--- Start of Material for the task ---

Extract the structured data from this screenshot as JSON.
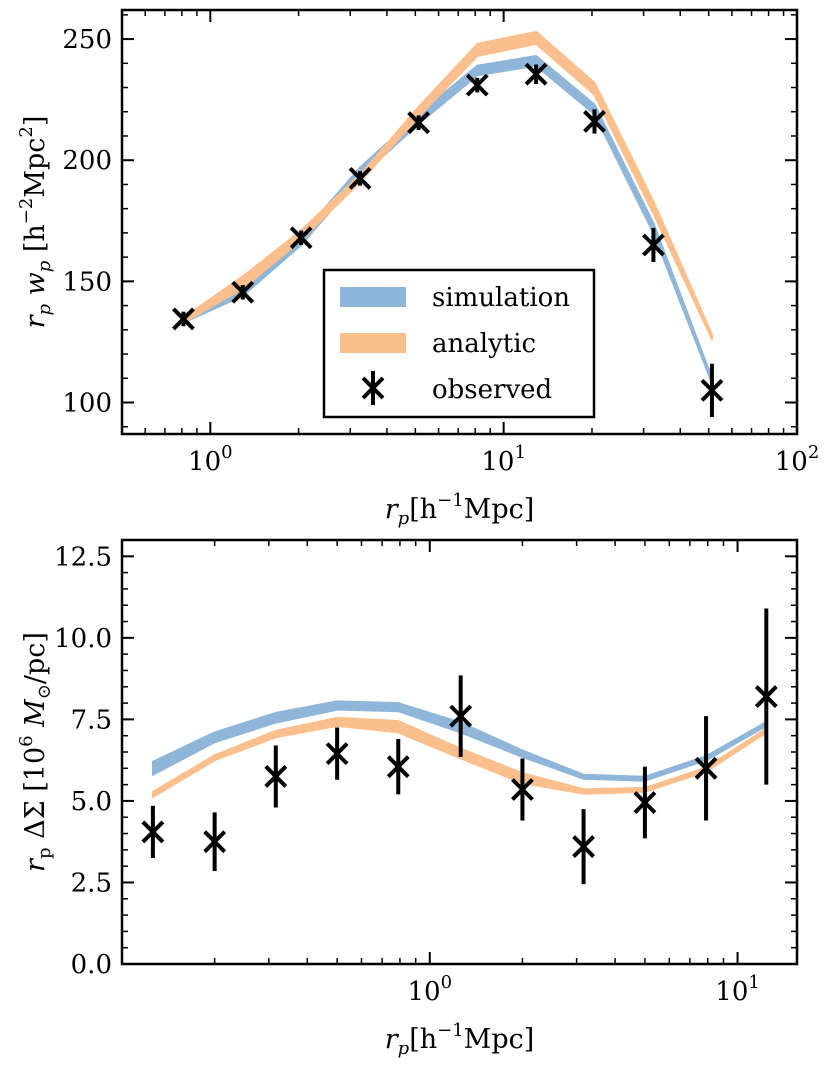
{
  "colors": {
    "simulation": "#8fb6d8",
    "analytic": "#fbbf8e",
    "observed": "#000000"
  },
  "chart_data": [
    {
      "type": "line",
      "xscale": "log",
      "xlim": [
        0.5,
        100
      ],
      "ylim": [
        87,
        262
      ],
      "xlabel": {
        "base": "r",
        "sub": "p",
        "open": "[h",
        "sup": "−1",
        "close": "Mpc]"
      },
      "ylabel": {
        "a": "r",
        "a_sub": "p",
        "b": " w",
        "b_sub": "p",
        "c": " [h",
        "c_sup": "−2",
        "d": "Mpc",
        "d_sup": "2",
        "e": "]"
      },
      "x_ticks": [
        {
          "value": 1,
          "label": "10",
          "exp": "0"
        },
        {
          "value": 10,
          "label": "10",
          "exp": "1"
        },
        {
          "value": 100,
          "label": "10",
          "exp": "2"
        }
      ],
      "y_ticks": [
        {
          "value": 100,
          "label": "100"
        },
        {
          "value": 150,
          "label": "150"
        },
        {
          "value": 200,
          "label": "200"
        },
        {
          "value": 250,
          "label": "250"
        }
      ],
      "legend": {
        "position": "lower-center",
        "entries": [
          "simulation",
          "analytic",
          "observed"
        ]
      },
      "series": [
        {
          "name": "simulation",
          "x": [
            0.81,
            1.29,
            2.04,
            3.24,
            5.13,
            8.13,
            12.9,
            20.4,
            32.4,
            51.3
          ],
          "lower": [
            133,
            144,
            165,
            193,
            215,
            235,
            239,
            219,
            170,
            108
          ],
          "upper": [
            136,
            148,
            169,
            197,
            219,
            239,
            243,
            223,
            174,
            110
          ]
        },
        {
          "name": "analytic",
          "x": [
            0.81,
            1.29,
            2.04,
            3.24,
            5.13,
            8.13,
            12.9,
            20.4,
            32.4,
            51.3
          ],
          "lower": [
            133,
            147,
            167,
            191,
            218,
            243,
            248,
            227,
            178,
            126
          ],
          "upper": [
            135,
            152,
            171,
            194,
            222,
            248,
            253,
            232,
            183,
            128
          ]
        },
        {
          "name": "observed",
          "x": [
            0.81,
            1.29,
            2.04,
            3.24,
            5.13,
            8.13,
            12.9,
            20.4,
            32.4,
            51.3
          ],
          "y": [
            134.5,
            145.5,
            168,
            192.5,
            215.5,
            231,
            235.5,
            216,
            165,
            105
          ],
          "yerr": [
            3,
            3,
            3,
            3,
            3,
            3,
            4,
            5,
            7,
            11
          ]
        }
      ]
    },
    {
      "type": "line",
      "xscale": "log",
      "xlim": [
        0.1,
        15.6
      ],
      "ylim": [
        0,
        13
      ],
      "xlabel": {
        "base": "r",
        "sub": "p",
        "open": "[h",
        "sup": "−1",
        "close": "Mpc]"
      },
      "ylabel": {
        "a": "r",
        "a_sub": "p",
        "b": " ΔΣ [10",
        "b_sup": "6",
        "c": " M",
        "c_sub": "⊙",
        "d": "/pc]"
      },
      "x_ticks": [
        {
          "value": 1,
          "label": "10",
          "exp": "0"
        },
        {
          "value": 10,
          "label": "10",
          "exp": "1"
        }
      ],
      "y_ticks": [
        {
          "value": 0,
          "label": "0.0"
        },
        {
          "value": 2.5,
          "label": "2.5"
        },
        {
          "value": 5,
          "label": "5.0"
        },
        {
          "value": 7.5,
          "label": "7.5"
        },
        {
          "value": 10,
          "label": "10.0"
        },
        {
          "value": 12.5,
          "label": "12.5"
        }
      ],
      "series": [
        {
          "name": "simulation",
          "x": [
            0.126,
            0.2,
            0.316,
            0.5,
            0.79,
            1.26,
            2.0,
            3.16,
            5.0,
            7.9,
            12.4
          ],
          "lower": [
            5.8,
            6.8,
            7.4,
            7.8,
            7.75,
            7.1,
            6.35,
            5.68,
            5.62,
            6.25,
            7.3
          ],
          "upper": [
            6.2,
            7.1,
            7.7,
            8.05,
            8.0,
            7.4,
            6.55,
            5.8,
            5.74,
            6.37,
            7.42
          ]
        },
        {
          "name": "analytic",
          "x": [
            0.126,
            0.2,
            0.316,
            0.5,
            0.79,
            1.26,
            2.0,
            3.16,
            5.0,
            7.9,
            12.4
          ],
          "lower": [
            5.12,
            6.25,
            6.95,
            7.3,
            7.1,
            6.3,
            5.55,
            5.22,
            5.28,
            5.9,
            7.1
          ],
          "upper": [
            5.28,
            6.4,
            7.15,
            7.55,
            7.45,
            6.6,
            5.85,
            5.36,
            5.4,
            6.02,
            7.22
          ]
        },
        {
          "name": "observed",
          "x": [
            0.126,
            0.2,
            0.316,
            0.5,
            0.79,
            1.26,
            2.0,
            3.16,
            5.0,
            7.9,
            12.4
          ],
          "y": [
            4.05,
            3.75,
            5.75,
            6.45,
            6.05,
            7.6,
            5.35,
            3.6,
            4.95,
            6.0,
            8.2
          ],
          "yerr": [
            0.8,
            0.9,
            0.95,
            0.8,
            0.85,
            1.25,
            0.95,
            1.15,
            1.1,
            1.6,
            2.7
          ]
        }
      ]
    }
  ]
}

--- End of Material for the task ---

Exercise directions: From the records above, work out how many lines contain the string "simulation". Give only the number.

Complete response: 4